*WHAT IS NEEDED:*
Convert into a numbered list only the part of the records that opens with the line containing "contour-label: 26 bbox=[397, 56, 424, 80]" and closes with the line containing "colorbar-tick-label: 30 bbox=[788, 175, 810, 195]", including both of those lines. Omit any blank lines.

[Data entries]
● ● ● ● ● ● ●
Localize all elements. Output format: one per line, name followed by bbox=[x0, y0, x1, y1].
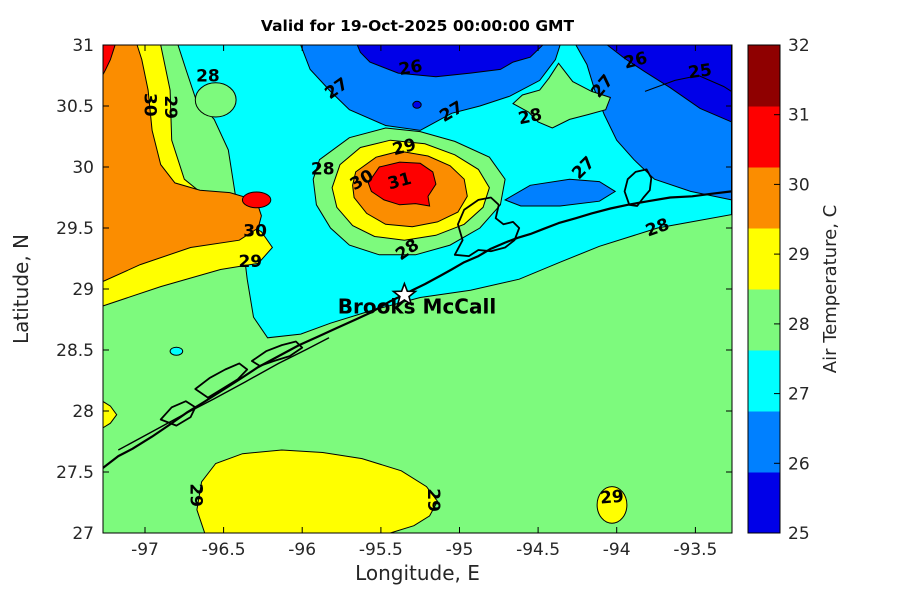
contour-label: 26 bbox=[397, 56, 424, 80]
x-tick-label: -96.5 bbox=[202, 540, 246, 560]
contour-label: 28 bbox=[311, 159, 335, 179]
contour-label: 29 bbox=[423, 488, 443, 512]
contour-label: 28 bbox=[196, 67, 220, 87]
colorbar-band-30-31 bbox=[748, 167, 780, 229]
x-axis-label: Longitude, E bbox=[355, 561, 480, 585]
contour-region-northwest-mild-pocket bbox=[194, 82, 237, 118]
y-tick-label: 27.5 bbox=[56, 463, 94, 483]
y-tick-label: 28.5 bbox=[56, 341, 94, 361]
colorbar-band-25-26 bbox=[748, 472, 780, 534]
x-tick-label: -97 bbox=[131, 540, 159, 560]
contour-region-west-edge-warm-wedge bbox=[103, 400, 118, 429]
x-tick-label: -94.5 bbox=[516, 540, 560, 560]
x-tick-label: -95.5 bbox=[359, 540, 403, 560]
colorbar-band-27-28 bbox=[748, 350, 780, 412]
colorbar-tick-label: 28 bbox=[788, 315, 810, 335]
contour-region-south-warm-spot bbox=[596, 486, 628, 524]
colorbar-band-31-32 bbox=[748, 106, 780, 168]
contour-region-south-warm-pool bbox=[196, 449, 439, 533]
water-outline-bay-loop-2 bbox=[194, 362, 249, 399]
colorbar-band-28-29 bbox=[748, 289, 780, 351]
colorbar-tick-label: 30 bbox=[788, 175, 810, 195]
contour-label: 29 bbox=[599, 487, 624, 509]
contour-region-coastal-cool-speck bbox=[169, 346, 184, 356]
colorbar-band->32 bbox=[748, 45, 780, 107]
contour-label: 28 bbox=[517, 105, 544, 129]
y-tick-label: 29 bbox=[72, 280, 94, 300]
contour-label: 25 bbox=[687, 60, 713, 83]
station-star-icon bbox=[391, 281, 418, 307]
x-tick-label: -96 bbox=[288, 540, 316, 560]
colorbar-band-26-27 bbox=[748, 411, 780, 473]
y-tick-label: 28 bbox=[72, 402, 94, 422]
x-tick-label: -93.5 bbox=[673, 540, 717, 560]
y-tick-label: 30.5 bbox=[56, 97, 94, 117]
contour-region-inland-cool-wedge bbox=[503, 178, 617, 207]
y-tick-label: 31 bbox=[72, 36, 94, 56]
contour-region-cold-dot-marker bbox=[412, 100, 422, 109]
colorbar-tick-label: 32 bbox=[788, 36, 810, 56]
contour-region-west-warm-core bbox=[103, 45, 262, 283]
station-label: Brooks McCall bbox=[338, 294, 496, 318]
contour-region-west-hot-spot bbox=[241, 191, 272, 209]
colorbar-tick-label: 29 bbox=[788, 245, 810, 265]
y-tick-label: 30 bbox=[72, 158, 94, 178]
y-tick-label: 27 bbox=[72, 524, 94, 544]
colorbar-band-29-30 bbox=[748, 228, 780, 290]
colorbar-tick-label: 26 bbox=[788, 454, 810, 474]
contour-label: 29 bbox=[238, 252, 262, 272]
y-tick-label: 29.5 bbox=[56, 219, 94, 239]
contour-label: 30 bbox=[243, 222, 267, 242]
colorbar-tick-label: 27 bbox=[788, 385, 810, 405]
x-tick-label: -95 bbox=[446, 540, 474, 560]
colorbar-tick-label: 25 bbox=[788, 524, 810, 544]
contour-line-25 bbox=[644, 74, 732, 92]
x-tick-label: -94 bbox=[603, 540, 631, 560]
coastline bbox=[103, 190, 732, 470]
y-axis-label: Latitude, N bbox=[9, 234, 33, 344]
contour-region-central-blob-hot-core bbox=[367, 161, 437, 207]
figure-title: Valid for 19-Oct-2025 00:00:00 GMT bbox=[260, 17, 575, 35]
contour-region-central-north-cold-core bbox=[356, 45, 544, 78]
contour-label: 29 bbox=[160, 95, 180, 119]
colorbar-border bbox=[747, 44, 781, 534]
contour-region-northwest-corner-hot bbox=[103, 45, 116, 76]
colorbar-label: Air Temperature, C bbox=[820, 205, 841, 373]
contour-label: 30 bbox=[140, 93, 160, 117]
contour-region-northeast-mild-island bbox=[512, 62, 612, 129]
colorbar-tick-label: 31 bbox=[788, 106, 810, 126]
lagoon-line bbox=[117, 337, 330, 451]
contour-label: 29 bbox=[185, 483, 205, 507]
● ● ● ● ● ● ●
*THE RESPONSE:*
1. contour-label: 26 bbox=[397, 56, 424, 80]
2. x-tick-label: -96.5 bbox=[202, 540, 246, 560]
3. contour-label: 28 bbox=[311, 159, 335, 179]
4. contour-label: 29 bbox=[423, 488, 443, 512]
5. contour-label: 28 bbox=[196, 67, 220, 87]
6. colorbar-band-30-31 bbox=[748, 167, 780, 229]
7. x-axis-label: Longitude, E bbox=[355, 561, 480, 585]
8. contour-region-northwest-mild-pocket bbox=[194, 82, 237, 118]
9. y-tick-label: 27.5 bbox=[56, 463, 94, 483]
10. y-tick-label: 28.5 bbox=[56, 341, 94, 361]
11. colorbar-band-25-26 bbox=[748, 472, 780, 534]
12. x-tick-label: -97 bbox=[131, 540, 159, 560]
13. contour-region-west-edge-warm-wedge bbox=[103, 400, 118, 429]
14. x-tick-label: -94.5 bbox=[516, 540, 560, 560]
15. x-tick-label: -95.5 bbox=[359, 540, 403, 560]
16. colorbar-band-27-28 bbox=[748, 350, 780, 412]
17. colorbar-tick-label: 28 bbox=[788, 315, 810, 335]
18. contour-region-south-warm-spot bbox=[596, 486, 628, 524]
19. colorbar-band-31-32 bbox=[748, 106, 780, 168]
20. contour-region-south-warm-pool bbox=[196, 449, 439, 533]
21. water-outline-bay-loop-2 bbox=[194, 362, 249, 399]
22. colorbar-band-28-29 bbox=[748, 289, 780, 351]
23. colorbar-tick-label: 30 bbox=[788, 175, 810, 195]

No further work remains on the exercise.